*Task to complete*. Restate each entry word for word, leaving nothing out.

Dataset entries
-.-.-
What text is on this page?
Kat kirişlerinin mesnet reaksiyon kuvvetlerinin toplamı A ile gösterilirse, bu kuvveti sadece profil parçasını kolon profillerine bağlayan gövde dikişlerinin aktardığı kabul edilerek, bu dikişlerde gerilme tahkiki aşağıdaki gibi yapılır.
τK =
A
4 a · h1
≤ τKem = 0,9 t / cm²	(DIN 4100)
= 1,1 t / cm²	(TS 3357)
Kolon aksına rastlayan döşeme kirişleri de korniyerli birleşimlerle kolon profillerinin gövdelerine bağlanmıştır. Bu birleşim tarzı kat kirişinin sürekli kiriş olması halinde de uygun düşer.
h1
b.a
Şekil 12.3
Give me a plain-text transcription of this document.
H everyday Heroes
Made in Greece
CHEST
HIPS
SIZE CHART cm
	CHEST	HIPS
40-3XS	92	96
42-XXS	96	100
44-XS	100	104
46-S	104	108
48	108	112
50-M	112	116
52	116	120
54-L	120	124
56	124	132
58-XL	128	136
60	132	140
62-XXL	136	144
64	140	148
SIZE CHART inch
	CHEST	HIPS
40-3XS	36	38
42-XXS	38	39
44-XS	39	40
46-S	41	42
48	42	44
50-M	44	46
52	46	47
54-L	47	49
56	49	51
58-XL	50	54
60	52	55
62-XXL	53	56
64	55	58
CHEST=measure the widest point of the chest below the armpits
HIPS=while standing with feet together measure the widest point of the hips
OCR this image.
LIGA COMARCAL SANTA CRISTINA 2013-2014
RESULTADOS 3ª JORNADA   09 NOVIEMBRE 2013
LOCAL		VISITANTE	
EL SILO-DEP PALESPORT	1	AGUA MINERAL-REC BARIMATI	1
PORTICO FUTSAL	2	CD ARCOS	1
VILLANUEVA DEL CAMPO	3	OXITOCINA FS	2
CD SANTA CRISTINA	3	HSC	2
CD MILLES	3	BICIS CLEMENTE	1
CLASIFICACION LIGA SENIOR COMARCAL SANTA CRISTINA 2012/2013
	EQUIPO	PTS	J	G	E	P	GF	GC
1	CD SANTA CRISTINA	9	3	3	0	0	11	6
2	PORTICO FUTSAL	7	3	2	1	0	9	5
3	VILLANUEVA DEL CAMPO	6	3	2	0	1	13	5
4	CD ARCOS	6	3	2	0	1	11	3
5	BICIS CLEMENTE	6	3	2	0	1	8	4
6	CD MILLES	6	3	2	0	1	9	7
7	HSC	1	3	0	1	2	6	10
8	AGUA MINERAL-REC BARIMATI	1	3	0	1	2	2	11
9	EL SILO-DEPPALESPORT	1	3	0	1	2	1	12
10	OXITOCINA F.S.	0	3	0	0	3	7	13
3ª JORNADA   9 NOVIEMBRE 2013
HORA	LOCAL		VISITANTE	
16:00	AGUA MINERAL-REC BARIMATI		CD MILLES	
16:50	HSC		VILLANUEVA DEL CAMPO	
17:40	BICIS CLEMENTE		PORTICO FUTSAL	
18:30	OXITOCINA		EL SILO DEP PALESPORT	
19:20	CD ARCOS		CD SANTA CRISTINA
-.-.-
*Complete output*.
What text is on this page?
Kat kirişlerinin mesnet reaksiyon kuvvetlerinin toplamı A ile gösterilirse, bu kuvveti sadece profil parçasını kolon profillerine bağlayan gövde dikişlerinin aktardığı kabul edilerek, bu dikişlerde gerilme tahkiki aşağıdaki gibi yapılır.
τK =
A
4 a · h1
≤ τKem = 0,9 t / cm²	(DIN 4100)
= 1,1 t / cm²	(TS 3357)
Kolon aksına rastlayan döşeme kirişleri de korniyerli birleşimlerle kolon profillerinin gövdelerine bağlanmıştır. Bu birleşim tarzı kat kirişinin sürekli kiriş olması halinde de uygun düşer.
h1
b.a
Şekil 12.3
Give me a plain-text transcription of this document.
H everyday Heroes
Made in Greece
CHEST
HIPS
SIZE CHART cm
	CHEST	HIPS
40-3XS	92	96
42-XXS	96	100
44-XS	100	104
46-S	104	108
48	108	112
50-M	112	116
52	116	120
54-L	120	124
56	124	132
58-XL	128	136
60	132	140
62-XXL	136	144
64	140	148
SIZE CHART inch
	CHEST	HIPS
40-3XS	36	38
42-XXS	38	39
44-XS	39	40
46-S	41	42
48	42	44
50-M	44	46
52	46	47
54-L	47	49
56	49	51
58-XL	50	54
60	52	55
62-XXL	53	56
64	55	58
CHEST=measure the widest point of the chest below the armpits
HIPS=while standing with feet together measure the widest point of the hips
OCR this image.
LIGA COMARCAL SANTA CRISTINA 2013-2014
RESULTADOS 3ª JORNADA   09 NOVIEMBRE 2013
LOCAL		VISITANTE	
EL SILO-DEP PALESPORT	1	AGUA MINERAL-REC BARIMATI	1
PORTICO FUTSAL	2	CD ARCOS	1
VILLANUEVA DEL CAMPO	3	OXITOCINA FS	2
CD SANTA CRISTINA	3	HSC	2
CD MILLES	3	BICIS CLEMENTE	1
CLASIFICACION LIGA SENIOR COMARCAL SANTA CRISTINA 2012/2013
	EQUIPO	PTS	J	G	E	P	GF	GC
1	CD SANTA CRISTINA	9	3	3	0	0	11	6
2	PORTICO FUTSAL	7	3	2	1	0	9	5
3	VILLANUEVA DEL CAMPO	6	3	2	0	1	13	5
4	CD ARCOS	6	3	2	0	1	11	3
5	BICIS CLEMENTE	6	3	2	0	1	8	4
6	CD MILLES	6	3	2	0	1	9	7
7	HSC	1	3	0	1	2	6	10
8	AGUA MINERAL-REC BARIMATI	1	3	0	1	2	2	11
9	EL SILO-DEPPALESPORT	1	3	0	1	2	1	12
10	OXITOCINA F.S.	0	3	0	0	3	7	13
3ª JORNADA   9 NOVIEMBRE 2013
HORA	LOCAL		VISITANTE	
16:00	AGUA MINERAL-REC BARIMATI		CD MILLES	
16:50	HSC		VILLANUEVA DEL CAMPO	
17:40	BICIS CLEMENTE		PORTICO FUTSAL	
18:30	OXITOCINA		EL SILO DEP PALESPORT	
19:20	CD ARCOS		CD SANTA CRISTINA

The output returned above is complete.